• [PROBLEM DESCRIPTION] Give only the number of lines that include the string "JAFFA".

• [THE RECORDS]
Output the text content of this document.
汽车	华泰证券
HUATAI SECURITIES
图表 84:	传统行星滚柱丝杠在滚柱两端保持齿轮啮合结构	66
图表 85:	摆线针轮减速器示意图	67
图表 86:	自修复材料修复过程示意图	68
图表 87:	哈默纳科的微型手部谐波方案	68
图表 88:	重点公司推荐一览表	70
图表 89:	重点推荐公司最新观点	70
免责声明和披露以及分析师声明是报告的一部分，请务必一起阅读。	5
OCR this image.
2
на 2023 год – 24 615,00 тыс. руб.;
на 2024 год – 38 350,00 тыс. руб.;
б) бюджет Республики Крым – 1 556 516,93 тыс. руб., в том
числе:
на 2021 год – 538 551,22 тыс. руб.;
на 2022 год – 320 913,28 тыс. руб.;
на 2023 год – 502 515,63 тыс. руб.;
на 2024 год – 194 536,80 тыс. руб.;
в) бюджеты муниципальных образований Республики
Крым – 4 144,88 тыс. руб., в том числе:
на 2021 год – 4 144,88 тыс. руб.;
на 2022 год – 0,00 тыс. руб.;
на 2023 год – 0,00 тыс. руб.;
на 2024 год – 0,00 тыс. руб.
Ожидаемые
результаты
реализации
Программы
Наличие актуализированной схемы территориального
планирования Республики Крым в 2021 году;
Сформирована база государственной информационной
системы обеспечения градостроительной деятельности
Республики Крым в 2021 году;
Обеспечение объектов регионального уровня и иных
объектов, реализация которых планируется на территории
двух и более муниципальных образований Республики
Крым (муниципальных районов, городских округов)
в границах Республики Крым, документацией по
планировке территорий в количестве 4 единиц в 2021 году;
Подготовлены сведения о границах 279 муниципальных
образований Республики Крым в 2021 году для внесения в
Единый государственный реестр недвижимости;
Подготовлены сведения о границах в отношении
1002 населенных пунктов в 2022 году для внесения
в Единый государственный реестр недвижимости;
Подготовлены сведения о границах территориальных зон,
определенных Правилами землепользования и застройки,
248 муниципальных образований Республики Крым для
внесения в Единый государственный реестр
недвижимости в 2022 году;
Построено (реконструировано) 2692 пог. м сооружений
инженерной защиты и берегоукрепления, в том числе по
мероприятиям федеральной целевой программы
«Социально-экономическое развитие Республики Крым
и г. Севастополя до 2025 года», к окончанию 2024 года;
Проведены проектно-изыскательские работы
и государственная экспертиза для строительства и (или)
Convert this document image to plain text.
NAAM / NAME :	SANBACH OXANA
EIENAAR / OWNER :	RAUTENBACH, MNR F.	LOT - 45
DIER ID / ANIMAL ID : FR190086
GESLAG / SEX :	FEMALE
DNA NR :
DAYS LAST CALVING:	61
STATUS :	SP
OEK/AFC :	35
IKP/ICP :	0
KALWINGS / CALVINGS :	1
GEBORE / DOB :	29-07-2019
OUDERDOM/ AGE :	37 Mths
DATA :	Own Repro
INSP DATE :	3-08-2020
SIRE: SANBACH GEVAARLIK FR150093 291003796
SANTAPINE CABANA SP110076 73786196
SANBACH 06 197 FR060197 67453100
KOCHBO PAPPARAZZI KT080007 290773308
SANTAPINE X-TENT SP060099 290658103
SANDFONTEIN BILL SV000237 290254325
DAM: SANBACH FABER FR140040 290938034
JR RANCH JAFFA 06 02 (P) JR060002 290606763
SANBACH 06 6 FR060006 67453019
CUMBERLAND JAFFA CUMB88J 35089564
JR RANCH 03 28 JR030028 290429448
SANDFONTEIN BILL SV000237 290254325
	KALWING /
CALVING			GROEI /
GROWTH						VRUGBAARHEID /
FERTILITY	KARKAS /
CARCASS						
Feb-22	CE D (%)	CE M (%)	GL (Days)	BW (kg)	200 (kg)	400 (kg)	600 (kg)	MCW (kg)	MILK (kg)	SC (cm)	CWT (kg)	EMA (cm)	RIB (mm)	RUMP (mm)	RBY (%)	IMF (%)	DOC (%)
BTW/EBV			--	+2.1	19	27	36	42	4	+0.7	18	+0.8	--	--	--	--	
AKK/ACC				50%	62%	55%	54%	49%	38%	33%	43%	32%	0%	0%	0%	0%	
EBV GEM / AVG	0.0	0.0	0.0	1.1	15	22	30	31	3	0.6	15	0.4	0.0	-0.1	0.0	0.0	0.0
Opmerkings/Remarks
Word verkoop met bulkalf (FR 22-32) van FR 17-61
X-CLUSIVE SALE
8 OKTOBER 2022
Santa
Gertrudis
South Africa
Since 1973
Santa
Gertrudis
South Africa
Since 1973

• [EXERCISE RESPONSE] 2